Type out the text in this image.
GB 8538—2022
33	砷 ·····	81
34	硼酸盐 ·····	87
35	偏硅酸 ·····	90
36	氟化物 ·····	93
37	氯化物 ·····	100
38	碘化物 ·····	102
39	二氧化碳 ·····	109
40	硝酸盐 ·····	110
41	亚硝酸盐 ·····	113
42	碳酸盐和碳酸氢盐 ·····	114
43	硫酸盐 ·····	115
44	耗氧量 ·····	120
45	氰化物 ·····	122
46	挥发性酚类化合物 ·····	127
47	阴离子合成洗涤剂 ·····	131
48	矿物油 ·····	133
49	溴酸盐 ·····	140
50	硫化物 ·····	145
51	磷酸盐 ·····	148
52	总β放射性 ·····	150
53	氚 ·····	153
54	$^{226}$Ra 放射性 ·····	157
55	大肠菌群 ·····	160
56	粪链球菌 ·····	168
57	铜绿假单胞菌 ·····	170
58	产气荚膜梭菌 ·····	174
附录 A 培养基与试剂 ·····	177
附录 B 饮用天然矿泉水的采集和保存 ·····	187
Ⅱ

= = =

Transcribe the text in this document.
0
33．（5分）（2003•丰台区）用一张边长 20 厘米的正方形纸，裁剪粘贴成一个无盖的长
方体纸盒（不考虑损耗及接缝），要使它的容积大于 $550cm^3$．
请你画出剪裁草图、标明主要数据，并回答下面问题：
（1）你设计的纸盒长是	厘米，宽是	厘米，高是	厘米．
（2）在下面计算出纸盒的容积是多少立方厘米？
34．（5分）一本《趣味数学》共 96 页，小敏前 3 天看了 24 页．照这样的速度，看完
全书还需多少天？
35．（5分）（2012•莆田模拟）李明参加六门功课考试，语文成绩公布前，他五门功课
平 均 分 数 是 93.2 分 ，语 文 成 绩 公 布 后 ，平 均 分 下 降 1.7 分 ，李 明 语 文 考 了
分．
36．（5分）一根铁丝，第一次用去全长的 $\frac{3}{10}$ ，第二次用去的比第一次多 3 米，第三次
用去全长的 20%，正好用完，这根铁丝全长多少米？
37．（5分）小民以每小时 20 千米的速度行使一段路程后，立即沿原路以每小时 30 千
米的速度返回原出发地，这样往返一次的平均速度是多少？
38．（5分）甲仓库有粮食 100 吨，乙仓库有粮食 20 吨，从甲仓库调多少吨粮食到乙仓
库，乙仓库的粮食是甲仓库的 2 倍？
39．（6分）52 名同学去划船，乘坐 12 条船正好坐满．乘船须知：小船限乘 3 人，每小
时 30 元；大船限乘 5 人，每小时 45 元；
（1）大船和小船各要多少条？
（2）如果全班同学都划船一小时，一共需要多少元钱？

= = =

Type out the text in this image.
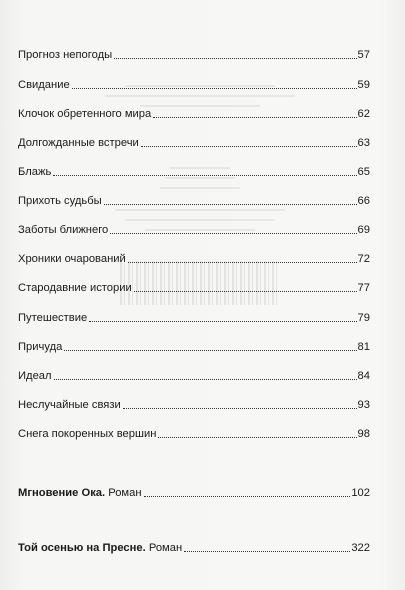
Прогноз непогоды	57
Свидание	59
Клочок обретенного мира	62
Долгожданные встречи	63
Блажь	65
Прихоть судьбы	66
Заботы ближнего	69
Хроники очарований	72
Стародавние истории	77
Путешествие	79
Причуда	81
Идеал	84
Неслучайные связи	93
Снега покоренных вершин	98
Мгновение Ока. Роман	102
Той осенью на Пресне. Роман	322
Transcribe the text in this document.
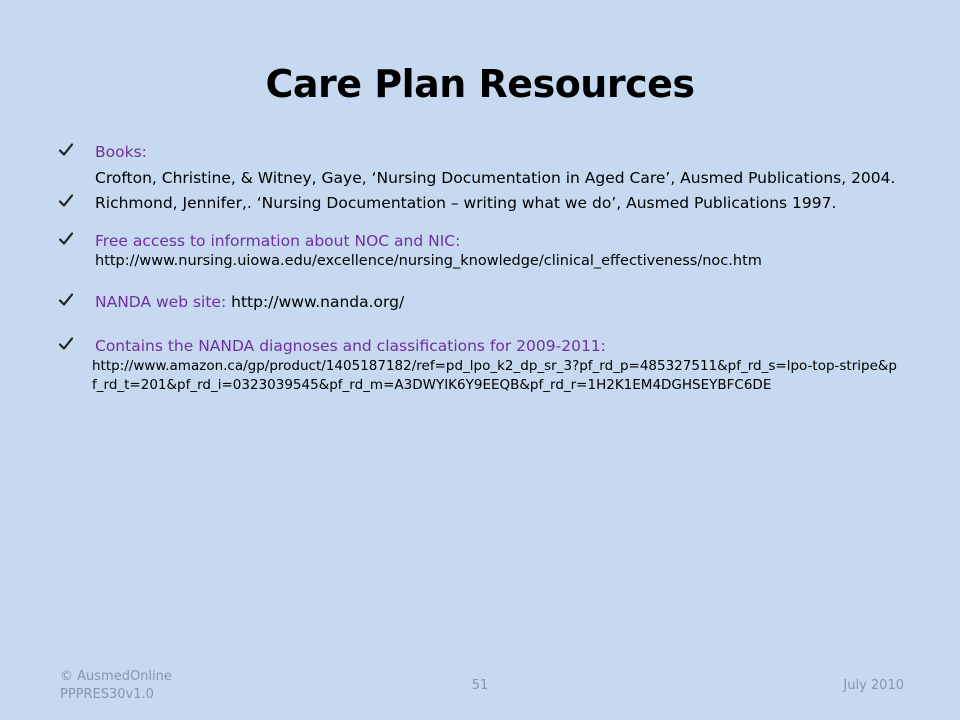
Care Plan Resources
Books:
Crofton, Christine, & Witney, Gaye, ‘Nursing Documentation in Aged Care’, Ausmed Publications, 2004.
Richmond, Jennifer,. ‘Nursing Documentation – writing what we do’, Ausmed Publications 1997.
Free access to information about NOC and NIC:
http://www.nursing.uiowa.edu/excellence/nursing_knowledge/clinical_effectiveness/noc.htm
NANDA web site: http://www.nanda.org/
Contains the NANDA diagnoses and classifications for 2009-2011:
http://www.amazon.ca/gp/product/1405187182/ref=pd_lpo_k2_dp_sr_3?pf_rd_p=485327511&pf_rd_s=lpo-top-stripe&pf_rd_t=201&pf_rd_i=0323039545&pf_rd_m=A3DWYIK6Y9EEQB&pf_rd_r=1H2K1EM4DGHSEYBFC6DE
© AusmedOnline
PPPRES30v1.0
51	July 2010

= = =

### Problem statement
Filter the records above for lines containing the word "Care", and copy those lines.

### Response
Care Plan Resources
Crofton, Christine, & Witney, Gaye, ‘Nursing Documentation in Aged Care’, Ausmed Publications, 2004.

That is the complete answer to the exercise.